ITEMS ▸
•••

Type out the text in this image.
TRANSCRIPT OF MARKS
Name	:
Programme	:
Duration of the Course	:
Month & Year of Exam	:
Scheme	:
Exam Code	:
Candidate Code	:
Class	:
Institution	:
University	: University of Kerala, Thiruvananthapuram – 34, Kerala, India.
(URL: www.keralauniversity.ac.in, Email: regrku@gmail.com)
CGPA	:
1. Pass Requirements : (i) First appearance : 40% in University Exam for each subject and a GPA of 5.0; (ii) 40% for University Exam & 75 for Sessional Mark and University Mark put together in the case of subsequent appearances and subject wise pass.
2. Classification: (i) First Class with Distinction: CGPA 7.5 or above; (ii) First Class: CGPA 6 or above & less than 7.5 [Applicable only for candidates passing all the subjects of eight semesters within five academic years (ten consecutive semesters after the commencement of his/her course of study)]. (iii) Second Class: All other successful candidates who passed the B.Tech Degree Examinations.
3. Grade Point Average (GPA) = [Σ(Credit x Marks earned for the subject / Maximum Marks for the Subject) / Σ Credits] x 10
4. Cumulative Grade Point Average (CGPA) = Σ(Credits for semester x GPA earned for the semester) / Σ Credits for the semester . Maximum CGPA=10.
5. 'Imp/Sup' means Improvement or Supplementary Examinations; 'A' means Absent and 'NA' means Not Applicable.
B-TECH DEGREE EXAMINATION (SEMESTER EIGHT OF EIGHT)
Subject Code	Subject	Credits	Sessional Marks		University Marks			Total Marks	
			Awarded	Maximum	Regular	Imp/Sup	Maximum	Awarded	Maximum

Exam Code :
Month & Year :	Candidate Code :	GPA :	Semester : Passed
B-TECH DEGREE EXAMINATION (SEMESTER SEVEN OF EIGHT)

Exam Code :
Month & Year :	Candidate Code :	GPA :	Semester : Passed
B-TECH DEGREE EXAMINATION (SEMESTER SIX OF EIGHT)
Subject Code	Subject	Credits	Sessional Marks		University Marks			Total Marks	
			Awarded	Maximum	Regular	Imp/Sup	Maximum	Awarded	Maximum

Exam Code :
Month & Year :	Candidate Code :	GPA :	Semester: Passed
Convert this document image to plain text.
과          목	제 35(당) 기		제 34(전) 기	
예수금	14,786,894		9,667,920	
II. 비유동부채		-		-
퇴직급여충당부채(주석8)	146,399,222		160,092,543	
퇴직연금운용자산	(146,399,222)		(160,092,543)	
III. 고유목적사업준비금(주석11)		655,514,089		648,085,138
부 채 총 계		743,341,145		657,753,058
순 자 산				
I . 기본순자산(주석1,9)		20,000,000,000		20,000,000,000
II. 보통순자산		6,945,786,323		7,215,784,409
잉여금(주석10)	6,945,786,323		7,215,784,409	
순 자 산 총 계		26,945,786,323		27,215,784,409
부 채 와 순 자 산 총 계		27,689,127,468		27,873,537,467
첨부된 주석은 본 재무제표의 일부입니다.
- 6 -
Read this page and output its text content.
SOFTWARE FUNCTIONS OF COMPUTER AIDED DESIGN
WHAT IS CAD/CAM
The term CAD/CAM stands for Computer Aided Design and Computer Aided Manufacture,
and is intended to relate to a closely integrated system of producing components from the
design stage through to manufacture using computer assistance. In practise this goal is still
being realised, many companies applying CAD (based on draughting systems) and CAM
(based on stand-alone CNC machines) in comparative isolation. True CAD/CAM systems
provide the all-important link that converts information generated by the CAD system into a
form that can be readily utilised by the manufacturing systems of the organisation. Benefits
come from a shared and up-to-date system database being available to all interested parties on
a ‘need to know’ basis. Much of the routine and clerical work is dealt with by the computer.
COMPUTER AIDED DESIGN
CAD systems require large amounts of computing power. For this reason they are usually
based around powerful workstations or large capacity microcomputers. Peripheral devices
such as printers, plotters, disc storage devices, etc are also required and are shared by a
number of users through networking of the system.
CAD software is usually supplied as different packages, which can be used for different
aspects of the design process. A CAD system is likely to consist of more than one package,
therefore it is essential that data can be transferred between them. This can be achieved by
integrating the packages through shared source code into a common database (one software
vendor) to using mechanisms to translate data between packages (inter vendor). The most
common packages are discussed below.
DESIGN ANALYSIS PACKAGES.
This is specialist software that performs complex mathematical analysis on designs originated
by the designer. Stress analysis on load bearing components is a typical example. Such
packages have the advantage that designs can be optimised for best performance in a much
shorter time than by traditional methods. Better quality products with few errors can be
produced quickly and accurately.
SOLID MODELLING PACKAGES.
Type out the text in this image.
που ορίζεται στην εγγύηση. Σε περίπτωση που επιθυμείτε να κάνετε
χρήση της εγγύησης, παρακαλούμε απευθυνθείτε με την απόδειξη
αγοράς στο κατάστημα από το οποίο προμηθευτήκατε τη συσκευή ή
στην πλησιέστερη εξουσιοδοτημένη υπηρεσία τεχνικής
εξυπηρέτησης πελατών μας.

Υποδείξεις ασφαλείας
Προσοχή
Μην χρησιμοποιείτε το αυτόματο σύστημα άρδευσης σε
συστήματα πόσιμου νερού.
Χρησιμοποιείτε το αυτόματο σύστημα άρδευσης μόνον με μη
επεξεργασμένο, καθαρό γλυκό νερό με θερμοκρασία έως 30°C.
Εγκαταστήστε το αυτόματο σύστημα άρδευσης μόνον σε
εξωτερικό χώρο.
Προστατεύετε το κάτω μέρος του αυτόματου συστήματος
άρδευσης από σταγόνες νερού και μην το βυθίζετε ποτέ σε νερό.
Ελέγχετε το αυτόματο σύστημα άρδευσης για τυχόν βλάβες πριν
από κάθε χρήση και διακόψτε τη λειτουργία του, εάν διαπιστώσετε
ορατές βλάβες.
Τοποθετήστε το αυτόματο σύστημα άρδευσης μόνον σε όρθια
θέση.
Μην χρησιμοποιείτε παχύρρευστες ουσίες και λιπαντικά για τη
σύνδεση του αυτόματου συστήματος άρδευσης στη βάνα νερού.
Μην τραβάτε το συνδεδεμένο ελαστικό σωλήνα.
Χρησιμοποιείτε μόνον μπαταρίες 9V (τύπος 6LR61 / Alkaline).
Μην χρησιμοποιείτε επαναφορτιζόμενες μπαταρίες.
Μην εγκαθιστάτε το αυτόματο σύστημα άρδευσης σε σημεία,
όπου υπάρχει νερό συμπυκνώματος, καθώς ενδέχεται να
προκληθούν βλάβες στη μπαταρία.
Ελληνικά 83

•••

TASK BRIEF ▸ Output the records exactly, including every line.

TASK OUTPUT ▸
Type out the text in this image.
TRANSCRIPT OF MARKS
Name	:
Programme	:
Duration of the Course	:
Month & Year of Exam	:
Scheme	:
Exam Code	:
Candidate Code	:
Class	:
Institution	:
University	: University of Kerala, Thiruvananthapuram – 34, Kerala, India.
(URL: www.keralauniversity.ac.in, Email: regrku@gmail.com)
CGPA	:
1. Pass Requirements : (i) First appearance : 40% in University Exam for each subject and a GPA of 5.0; (ii) 40% for University Exam & 75 for Sessional Mark and University Mark put together in the case of subsequent appearances and subject wise pass.
2. Classification: (i) First Class with Distinction: CGPA 7.5 or above; (ii) First Class: CGPA 6 or above & less than 7.5 [Applicable only for candidates passing all the subjects of eight semesters within five academic years (ten consecutive semesters after the commencement of his/her course of study)]. (iii) Second Class: All other successful candidates who passed the B.Tech Degree Examinations.
3. Grade Point Average (GPA) = [Σ(Credit x Marks earned for the subject / Maximum Marks for the Subject) / Σ Credits] x 10
4. Cumulative Grade Point Average (CGPA) = Σ(Credits for semester x GPA earned for the semester) / Σ Credits for the semester . Maximum CGPA=10.
5. 'Imp/Sup' means Improvement or Supplementary Examinations; 'A' means Absent and 'NA' means Not Applicable.
B-TECH DEGREE EXAMINATION (SEMESTER EIGHT OF EIGHT)
Subject Code	Subject	Credits	Sessional Marks		University Marks			Total Marks	
			Awarded	Maximum	Regular	Imp/Sup	Maximum	Awarded	Maximum

Exam Code :
Month & Year :	Candidate Code :	GPA :	Semester : Passed
B-TECH DEGREE EXAMINATION (SEMESTER SEVEN OF EIGHT)

Exam Code :
Month & Year :	Candidate Code :	GPA :	Semester : Passed
B-TECH DEGREE EXAMINATION (SEMESTER SIX OF EIGHT)
Subject Code	Subject	Credits	Sessional Marks		University Marks			Total Marks	
			Awarded	Maximum	Regular	Imp/Sup	Maximum	Awarded	Maximum

Exam Code :
Month & Year :	Candidate Code :	GPA :	Semester: Passed
Convert this document image to plain text.
과          목	제 35(당) 기		제 34(전) 기	
예수금	14,786,894		9,667,920	
II. 비유동부채		-		-
퇴직급여충당부채(주석8)	146,399,222		160,092,543	
퇴직연금운용자산	(146,399,222)		(160,092,543)	
III. 고유목적사업준비금(주석11)		655,514,089		648,085,138
부 채 총 계		743,341,145		657,753,058
순 자 산				
I . 기본순자산(주석1,9)		20,000,000,000		20,000,000,000
II. 보통순자산		6,945,786,323		7,215,784,409
잉여금(주석10)	6,945,786,323		7,215,784,409	
순 자 산 총 계		26,945,786,323		27,215,784,409
부 채 와 순 자 산 총 계		27,689,127,468		27,873,537,467
첨부된 주석은 본 재무제표의 일부입니다.
- 6 -
Read this page and output its text content.
SOFTWARE FUNCTIONS OF COMPUTER AIDED DESIGN
WHAT IS CAD/CAM
The term CAD/CAM stands for Computer Aided Design and Computer Aided Manufacture,
and is intended to relate to a closely integrated system of producing components from the
design stage through to manufacture using computer assistance. In practise this goal is still
being realised, many companies applying CAD (based on draughting systems) and CAM
(based on stand-alone CNC machines) in comparative isolation. True CAD/CAM systems
provide the all-important link that converts information generated by the CAD system into a
form that can be readily utilised by the manufacturing systems of the organisation. Benefits
come from a shared and up-to-date system database being available to all interested parties on
a ‘need to know’ basis. Much of the routine and clerical work is dealt with by the computer.
COMPUTER AIDED DESIGN
CAD systems require large amounts of computing power. For this reason they are usually
based around powerful workstations or large capacity microcomputers. Peripheral devices
such as printers, plotters, disc storage devices, etc are also required and are shared by a
number of users through networking of the system.
CAD software is usually supplied as different packages, which can be used for different
aspects of the design process. A CAD system is likely to consist of more than one package,
therefore it is essential that data can be transferred between them. This can be achieved by
integrating the packages through shared source code into a common database (one software
vendor) to using mechanisms to translate data between packages (inter vendor). The most
common packages are discussed below.
DESIGN ANALYSIS PACKAGES.
This is specialist software that performs complex mathematical analysis on designs originated
by the designer. Stress analysis on load bearing components is a typical example. Such
packages have the advantage that designs can be optimised for best performance in a much
shorter time than by traditional methods. Better quality products with few errors can be
produced quickly and accurately.
SOLID MODELLING PACKAGES.
Type out the text in this image.
που ορίζεται στην εγγύηση. Σε περίπτωση που επιθυμείτε να κάνετε
χρήση της εγγύησης, παρακαλούμε απευθυνθείτε με την απόδειξη
αγοράς στο κατάστημα από το οποίο προμηθευτήκατε τη συσκευή ή
στην πλησιέστερη εξουσιοδοτημένη υπηρεσία τεχνικής
εξυπηρέτησης πελατών μας.

Υποδείξεις ασφαλείας
Προσοχή
Μην χρησιμοποιείτε το αυτόματο σύστημα άρδευσης σε
συστήματα πόσιμου νερού.
Χρησιμοποιείτε το αυτόματο σύστημα άρδευσης μόνον με μη
επεξεργασμένο, καθαρό γλυκό νερό με θερμοκρασία έως 30°C.
Εγκαταστήστε το αυτόματο σύστημα άρδευσης μόνον σε
εξωτερικό χώρο.
Προστατεύετε το κάτω μέρος του αυτόματου συστήματος
άρδευσης από σταγόνες νερού και μην το βυθίζετε ποτέ σε νερό.
Ελέγχετε το αυτόματο σύστημα άρδευσης για τυχόν βλάβες πριν
από κάθε χρήση και διακόψτε τη λειτουργία του, εάν διαπιστώσετε
ορατές βλάβες.
Τοποθετήστε το αυτόματο σύστημα άρδευσης μόνον σε όρθια
θέση.
Μην χρησιμοποιείτε παχύρρευστες ουσίες και λιπαντικά για τη
σύνδεση του αυτόματου συστήματος άρδευσης στη βάνα νερού.
Μην τραβάτε το συνδεδεμένο ελαστικό σωλήνα.
Χρησιμοποιείτε μόνον μπαταρίες 9V (τύπος 6LR61 / Alkaline).
Μην χρησιμοποιείτε επαναφορτιζόμενες μπαταρίες.
Μην εγκαθιστάτε το αυτόματο σύστημα άρδευσης σε σημεία,
όπου υπάρχει νερό συμπυκνώματος, καθώς ενδέχεται να
προκληθούν βλάβες στη μπαταρία.
Ελληνικά 83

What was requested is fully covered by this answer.